**What is required**
Within the listing below, how many lines include the string "text"? Reply with only the number.

----- Given information

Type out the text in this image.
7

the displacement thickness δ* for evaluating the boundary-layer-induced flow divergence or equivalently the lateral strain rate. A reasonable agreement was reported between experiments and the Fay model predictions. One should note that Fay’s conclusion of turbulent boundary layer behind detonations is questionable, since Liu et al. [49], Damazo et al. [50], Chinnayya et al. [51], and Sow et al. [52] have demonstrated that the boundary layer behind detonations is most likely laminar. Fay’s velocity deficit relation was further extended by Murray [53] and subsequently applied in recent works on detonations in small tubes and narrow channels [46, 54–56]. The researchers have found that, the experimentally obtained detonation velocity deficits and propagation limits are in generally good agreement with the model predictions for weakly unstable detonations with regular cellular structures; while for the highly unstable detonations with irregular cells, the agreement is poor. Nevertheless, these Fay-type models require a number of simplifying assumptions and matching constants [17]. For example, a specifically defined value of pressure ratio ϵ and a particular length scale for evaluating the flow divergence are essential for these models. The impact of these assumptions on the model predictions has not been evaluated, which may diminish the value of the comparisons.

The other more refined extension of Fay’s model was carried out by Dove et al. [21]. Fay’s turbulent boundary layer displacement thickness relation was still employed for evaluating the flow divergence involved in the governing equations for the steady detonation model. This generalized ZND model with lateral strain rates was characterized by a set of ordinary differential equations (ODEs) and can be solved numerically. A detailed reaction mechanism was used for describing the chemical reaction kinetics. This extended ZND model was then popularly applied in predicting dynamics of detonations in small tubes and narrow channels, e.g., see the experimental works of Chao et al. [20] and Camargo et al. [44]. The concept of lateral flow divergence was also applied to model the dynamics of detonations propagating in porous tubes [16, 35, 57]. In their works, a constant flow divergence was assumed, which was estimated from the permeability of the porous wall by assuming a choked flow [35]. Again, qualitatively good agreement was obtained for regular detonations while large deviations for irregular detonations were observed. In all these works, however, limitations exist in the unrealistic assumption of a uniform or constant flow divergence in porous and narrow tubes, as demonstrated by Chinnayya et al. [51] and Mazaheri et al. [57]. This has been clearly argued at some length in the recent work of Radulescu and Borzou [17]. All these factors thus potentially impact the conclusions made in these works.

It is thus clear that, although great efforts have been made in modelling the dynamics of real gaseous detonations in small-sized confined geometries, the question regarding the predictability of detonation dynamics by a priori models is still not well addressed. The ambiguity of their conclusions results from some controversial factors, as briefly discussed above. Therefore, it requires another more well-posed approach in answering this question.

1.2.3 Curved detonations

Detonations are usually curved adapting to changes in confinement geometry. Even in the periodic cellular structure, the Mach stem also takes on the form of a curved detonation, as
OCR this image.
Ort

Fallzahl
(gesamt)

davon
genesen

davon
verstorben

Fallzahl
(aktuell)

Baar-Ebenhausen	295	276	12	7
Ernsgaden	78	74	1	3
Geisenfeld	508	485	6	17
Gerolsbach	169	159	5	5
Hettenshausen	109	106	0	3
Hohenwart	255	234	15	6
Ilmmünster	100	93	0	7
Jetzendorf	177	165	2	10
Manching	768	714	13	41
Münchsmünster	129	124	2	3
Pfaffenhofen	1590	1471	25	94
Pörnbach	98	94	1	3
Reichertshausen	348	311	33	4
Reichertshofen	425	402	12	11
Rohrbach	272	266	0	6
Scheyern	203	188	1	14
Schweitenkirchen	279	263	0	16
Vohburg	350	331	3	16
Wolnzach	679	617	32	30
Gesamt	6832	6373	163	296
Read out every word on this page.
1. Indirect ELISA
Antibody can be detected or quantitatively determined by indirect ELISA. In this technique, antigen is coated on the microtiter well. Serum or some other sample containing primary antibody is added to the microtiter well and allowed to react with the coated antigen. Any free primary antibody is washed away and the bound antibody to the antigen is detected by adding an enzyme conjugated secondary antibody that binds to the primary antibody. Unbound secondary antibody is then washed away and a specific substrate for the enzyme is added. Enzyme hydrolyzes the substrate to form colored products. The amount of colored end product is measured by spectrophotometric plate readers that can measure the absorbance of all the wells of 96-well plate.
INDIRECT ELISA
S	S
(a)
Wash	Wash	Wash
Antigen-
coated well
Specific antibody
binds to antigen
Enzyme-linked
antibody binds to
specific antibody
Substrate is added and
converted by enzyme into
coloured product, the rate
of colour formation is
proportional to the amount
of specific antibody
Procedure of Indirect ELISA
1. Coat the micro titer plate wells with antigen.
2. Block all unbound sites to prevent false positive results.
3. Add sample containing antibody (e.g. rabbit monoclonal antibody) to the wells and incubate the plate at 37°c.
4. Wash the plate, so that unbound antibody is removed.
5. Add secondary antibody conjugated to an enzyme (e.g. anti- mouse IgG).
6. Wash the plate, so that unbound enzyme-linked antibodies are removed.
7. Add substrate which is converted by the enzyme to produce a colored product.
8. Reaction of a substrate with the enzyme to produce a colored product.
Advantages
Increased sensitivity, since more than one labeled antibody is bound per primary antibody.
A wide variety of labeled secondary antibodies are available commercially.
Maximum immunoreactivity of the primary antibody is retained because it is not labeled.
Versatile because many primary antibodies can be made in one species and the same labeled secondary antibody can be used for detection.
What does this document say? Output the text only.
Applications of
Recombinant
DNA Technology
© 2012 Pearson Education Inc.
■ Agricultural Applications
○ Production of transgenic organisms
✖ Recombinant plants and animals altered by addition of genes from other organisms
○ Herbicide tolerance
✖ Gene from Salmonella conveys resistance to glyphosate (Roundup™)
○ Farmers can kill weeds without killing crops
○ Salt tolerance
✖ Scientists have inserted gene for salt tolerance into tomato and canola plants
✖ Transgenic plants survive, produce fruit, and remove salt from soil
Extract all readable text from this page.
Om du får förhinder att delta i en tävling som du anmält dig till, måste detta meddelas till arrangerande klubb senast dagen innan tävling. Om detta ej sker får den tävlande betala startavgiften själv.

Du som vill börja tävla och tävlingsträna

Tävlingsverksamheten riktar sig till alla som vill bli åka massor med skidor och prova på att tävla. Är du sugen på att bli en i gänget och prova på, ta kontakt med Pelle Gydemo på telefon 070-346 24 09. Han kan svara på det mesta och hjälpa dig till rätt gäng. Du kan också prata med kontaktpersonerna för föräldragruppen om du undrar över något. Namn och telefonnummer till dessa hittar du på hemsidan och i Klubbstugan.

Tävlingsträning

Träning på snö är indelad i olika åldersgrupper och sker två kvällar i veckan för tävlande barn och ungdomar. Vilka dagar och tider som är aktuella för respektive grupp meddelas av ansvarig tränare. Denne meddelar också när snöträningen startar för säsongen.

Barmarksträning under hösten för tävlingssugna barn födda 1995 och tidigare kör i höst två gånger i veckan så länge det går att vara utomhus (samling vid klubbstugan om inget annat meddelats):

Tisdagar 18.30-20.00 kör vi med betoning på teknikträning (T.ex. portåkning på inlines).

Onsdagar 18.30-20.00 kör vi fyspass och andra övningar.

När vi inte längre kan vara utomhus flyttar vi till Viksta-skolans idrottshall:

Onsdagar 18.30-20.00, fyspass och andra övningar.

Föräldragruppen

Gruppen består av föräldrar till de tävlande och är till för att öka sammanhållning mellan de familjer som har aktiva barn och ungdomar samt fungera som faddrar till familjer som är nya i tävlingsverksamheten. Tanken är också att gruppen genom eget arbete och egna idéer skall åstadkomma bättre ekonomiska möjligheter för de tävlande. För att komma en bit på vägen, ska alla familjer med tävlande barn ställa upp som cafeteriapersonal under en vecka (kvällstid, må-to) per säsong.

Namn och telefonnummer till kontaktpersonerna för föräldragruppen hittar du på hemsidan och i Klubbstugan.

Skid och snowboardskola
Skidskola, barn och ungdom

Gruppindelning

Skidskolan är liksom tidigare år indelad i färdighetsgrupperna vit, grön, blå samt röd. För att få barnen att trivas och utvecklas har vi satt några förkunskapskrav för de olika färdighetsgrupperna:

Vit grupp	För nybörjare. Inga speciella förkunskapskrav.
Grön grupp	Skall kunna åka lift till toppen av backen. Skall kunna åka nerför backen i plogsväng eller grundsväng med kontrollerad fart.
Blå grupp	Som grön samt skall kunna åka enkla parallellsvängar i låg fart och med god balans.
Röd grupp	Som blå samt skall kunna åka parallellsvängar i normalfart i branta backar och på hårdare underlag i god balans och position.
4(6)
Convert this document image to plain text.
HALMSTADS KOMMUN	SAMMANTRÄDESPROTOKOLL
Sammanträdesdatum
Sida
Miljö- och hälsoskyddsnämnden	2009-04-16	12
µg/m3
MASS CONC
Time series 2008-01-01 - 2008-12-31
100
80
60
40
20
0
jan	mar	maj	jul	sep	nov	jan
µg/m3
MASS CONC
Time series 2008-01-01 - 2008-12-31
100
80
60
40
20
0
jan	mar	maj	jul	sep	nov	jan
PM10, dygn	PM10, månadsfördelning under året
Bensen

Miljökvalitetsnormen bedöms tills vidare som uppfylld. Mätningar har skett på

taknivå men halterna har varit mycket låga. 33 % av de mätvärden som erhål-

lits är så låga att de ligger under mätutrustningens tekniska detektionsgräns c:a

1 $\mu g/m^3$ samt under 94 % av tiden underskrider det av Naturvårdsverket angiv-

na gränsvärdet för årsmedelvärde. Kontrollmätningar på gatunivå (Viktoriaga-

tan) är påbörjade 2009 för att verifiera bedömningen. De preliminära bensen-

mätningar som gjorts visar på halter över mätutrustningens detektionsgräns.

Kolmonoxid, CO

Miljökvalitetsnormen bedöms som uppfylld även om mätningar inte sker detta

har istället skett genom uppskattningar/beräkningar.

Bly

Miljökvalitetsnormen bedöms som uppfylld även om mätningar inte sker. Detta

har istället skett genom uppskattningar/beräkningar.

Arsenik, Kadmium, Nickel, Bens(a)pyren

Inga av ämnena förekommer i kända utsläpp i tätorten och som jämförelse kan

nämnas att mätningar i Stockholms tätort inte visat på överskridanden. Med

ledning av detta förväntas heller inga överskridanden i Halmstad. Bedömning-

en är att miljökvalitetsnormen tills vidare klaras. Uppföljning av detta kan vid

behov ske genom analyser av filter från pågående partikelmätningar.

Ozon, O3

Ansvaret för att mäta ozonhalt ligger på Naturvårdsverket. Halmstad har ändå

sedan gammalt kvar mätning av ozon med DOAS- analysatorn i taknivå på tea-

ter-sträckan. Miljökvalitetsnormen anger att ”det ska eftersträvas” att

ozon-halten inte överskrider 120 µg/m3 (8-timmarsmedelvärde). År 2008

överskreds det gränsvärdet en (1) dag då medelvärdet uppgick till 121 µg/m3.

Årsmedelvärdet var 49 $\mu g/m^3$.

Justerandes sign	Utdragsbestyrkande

----------

**Task output**
4